[Dataset rows]

***

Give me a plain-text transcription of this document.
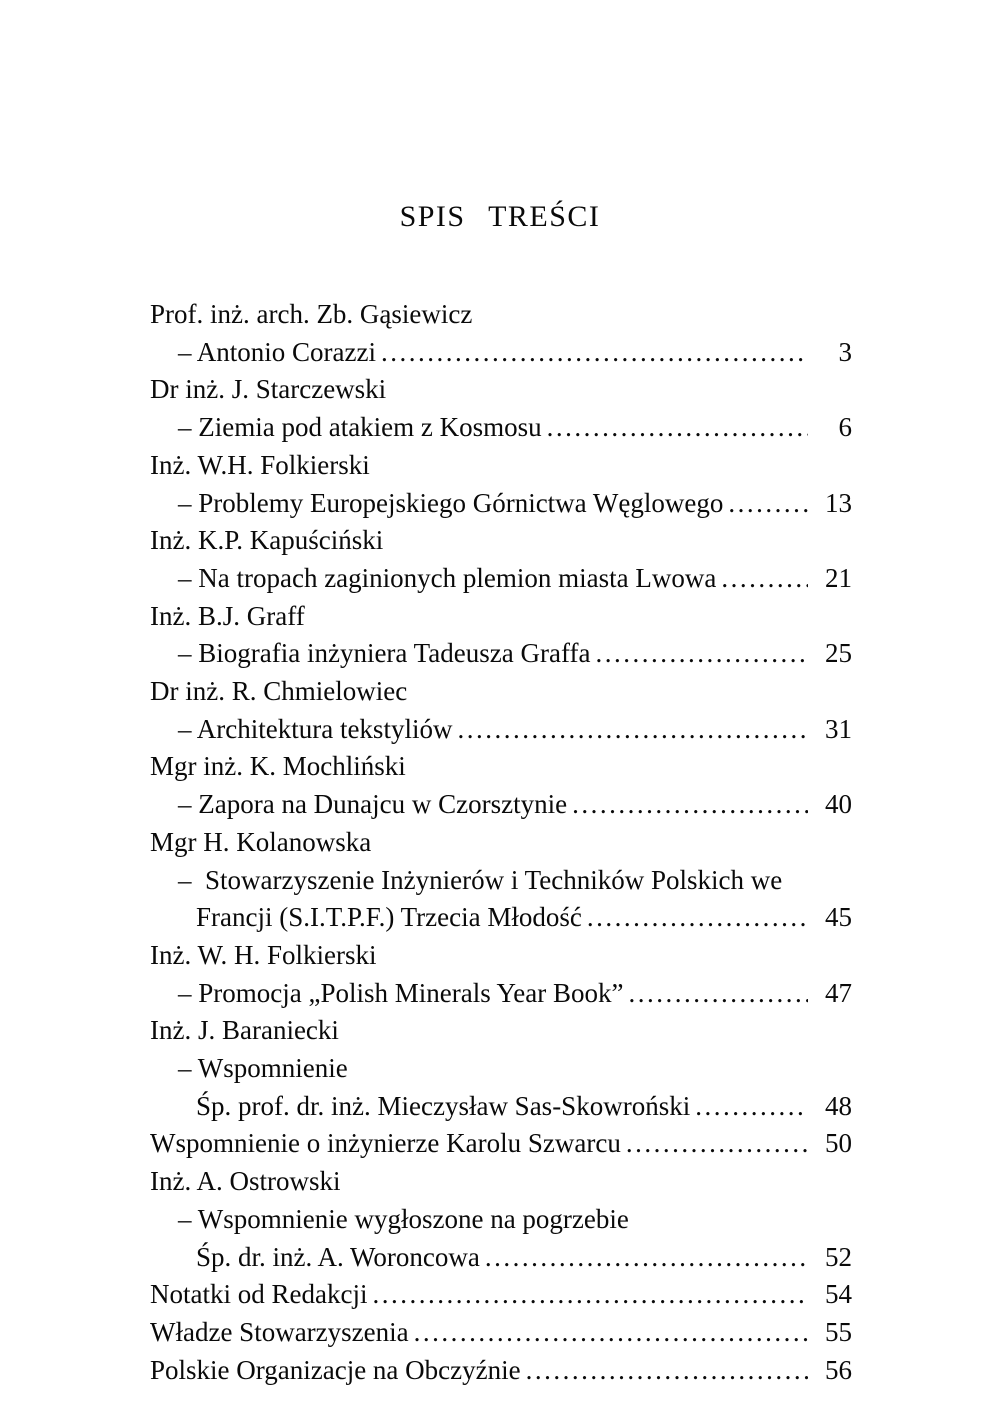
SPIS TREŚCI
Prof. inż. arch. Zb. Gąsiewicz
– Antonio Corazzi .....	3
Dr inż. J. Starczewski
– Ziemia pod atakiem z Kosmosu .....	6
Inż. W.H. Folkierski
– Problemy Europejskiego Górnictwa Węglowego .....	13
Inż. K.P. Kapuściński
– Na tropach zaginionych plemion miasta Lwowa .....	21
Inż. B.J. Graff
– Biografia inżyniera Tadeusza Graffa .....	25
Dr inż. R. Chmielowiec
– Architektura tekstyliów .....	31
Mgr inż. K. Mochliński
– Zapora na Dunajcu w Czorsztynie .....	40
Mgr H. Kolanowska
–  Stowarzyszenie Inżynierów i Techników Polskich we
Francji (S.I.T.P.F.) Trzecia Młodość .....	45
Inż. W. H. Folkierski
– Promocja „Polish Minerals Year Book” .....	47
Inż. J. Baraniecki
– Wspomnienie
Śp. prof. dr. inż. Mieczysław Sas-Skowroński .....	48
Wspomnienie o inżynierze Karolu Szwarcu .....	50
Inż. A. Ostrowski
– Wspomnienie wygłoszone na pogrzebie
Śp. dr. inż. A. Woroncowa .....	52
Notatki od Redakcji .....	54
Władze Stowarzyszenia .....	55
Polskie Organizacje na Obczyźnie .....	56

***

> _To do_
Leave the pictures out and copy the rest of the data exactly.

> _Correct output_
Give me a plain-text transcription of this document.
SPIS TREŚCI
Prof. inż. arch. Zb. Gąsiewicz
– Antonio Corazzi .....	3
Dr inż. J. Starczewski
– Ziemia pod atakiem z Kosmosu .....	6
Inż. W.H. Folkierski
– Problemy Europejskiego Górnictwa Węglowego .....	13
Inż. K.P. Kapuściński
– Na tropach zaginionych plemion miasta Lwowa .....	21
Inż. B.J. Graff
– Biografia inżyniera Tadeusza Graffa .....	25
Dr inż. R. Chmielowiec
– Architektura tekstyliów .....	31
Mgr inż. K. Mochliński
– Zapora na Dunajcu w Czorsztynie .....	40
Mgr H. Kolanowska
–  Stowarzyszenie Inżynierów i Techników Polskich we
Francji (S.I.T.P.F.) Trzecia Młodość .....	45
Inż. W. H. Folkierski
– Promocja „Polish Minerals Year Book” .....	47
Inż. J. Baraniecki
– Wspomnienie
Śp. prof. dr. inż. Mieczysław Sas-Skowroński .....	48
Wspomnienie o inżynierze Karolu Szwarcu .....	50
Inż. A. Ostrowski
– Wspomnienie wygłoszone na pogrzebie
Śp. dr. inż. A. Woroncowa .....	52
Notatki od Redakcji .....	54
Władze Stowarzyszenia .....	55
Polskie Organizacje na Obczyźnie .....	56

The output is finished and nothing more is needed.